[Saved entries]
══════

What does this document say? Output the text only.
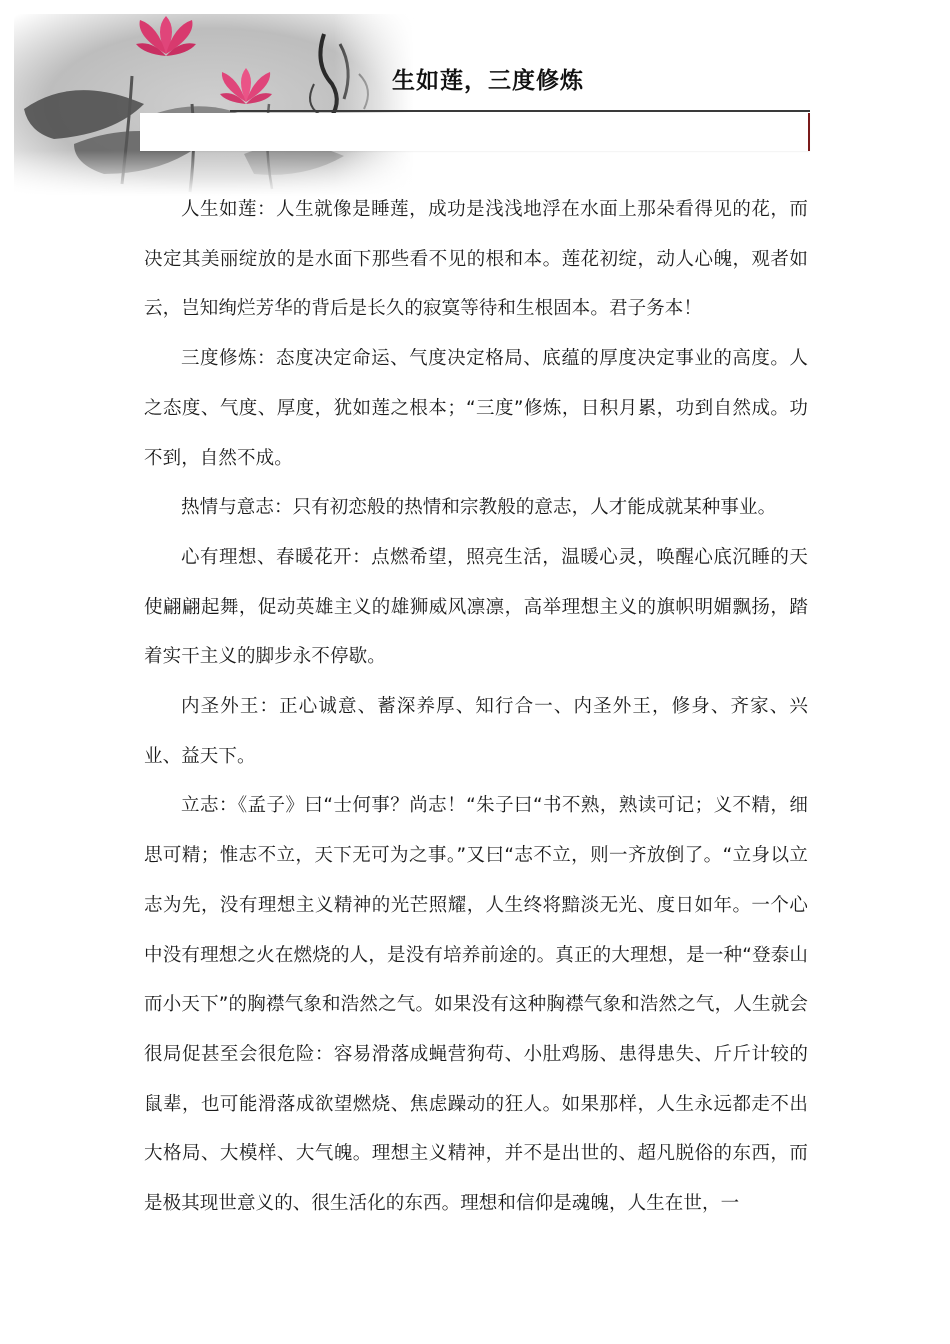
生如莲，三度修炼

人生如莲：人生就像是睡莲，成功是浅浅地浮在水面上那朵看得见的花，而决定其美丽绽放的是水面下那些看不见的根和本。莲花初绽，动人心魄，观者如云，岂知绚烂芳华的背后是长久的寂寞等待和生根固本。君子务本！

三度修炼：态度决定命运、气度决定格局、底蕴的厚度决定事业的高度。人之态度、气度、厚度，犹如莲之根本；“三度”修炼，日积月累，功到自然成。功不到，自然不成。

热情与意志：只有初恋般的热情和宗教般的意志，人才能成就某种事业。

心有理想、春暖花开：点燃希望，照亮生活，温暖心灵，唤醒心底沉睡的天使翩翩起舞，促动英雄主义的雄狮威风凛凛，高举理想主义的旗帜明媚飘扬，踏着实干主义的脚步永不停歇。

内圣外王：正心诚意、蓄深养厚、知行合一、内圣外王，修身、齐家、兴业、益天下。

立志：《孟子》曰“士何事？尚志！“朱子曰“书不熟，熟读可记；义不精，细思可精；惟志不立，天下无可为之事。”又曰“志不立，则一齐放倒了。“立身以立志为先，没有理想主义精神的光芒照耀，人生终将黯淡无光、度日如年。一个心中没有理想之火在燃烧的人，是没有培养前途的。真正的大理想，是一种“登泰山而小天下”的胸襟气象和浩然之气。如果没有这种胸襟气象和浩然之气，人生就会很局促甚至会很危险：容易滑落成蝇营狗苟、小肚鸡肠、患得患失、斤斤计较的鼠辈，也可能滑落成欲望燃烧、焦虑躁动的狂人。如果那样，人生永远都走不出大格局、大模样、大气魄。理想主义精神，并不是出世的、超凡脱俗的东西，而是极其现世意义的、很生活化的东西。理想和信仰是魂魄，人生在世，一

══════

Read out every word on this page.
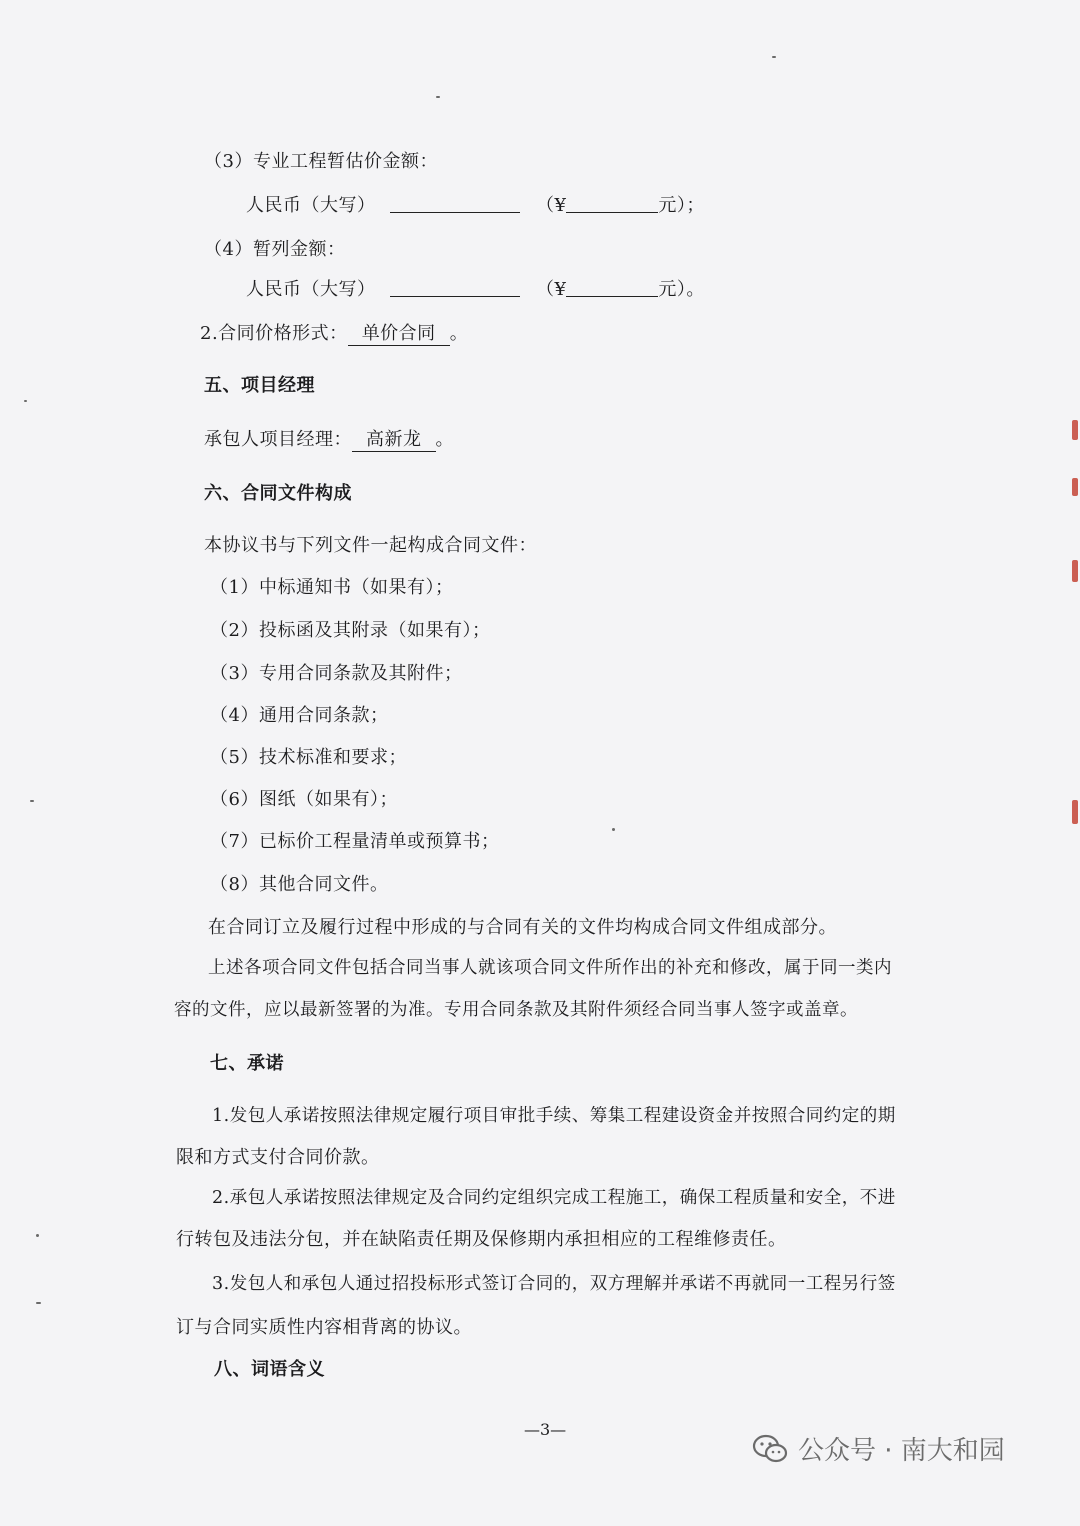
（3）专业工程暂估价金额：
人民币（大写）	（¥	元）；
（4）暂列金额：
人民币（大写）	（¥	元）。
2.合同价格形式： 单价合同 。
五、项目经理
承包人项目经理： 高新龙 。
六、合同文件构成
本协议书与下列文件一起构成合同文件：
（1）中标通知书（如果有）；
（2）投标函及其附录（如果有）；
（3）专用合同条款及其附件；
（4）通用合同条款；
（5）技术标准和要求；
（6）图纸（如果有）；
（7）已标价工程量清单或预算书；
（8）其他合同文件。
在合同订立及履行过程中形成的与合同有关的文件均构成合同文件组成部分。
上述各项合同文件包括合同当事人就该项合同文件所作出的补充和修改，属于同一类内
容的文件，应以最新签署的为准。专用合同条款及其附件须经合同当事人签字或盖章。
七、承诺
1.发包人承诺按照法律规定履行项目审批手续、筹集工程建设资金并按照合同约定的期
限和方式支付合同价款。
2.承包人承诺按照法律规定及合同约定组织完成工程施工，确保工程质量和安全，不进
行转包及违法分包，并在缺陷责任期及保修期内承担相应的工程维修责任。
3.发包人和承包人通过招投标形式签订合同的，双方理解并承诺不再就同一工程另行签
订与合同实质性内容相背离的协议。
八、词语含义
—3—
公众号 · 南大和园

══════

Extract all lines from the data in which "this" is found.

◆ **ANSWER IN FULL**
What does this document say? Output the text only.
Read out every word on this page.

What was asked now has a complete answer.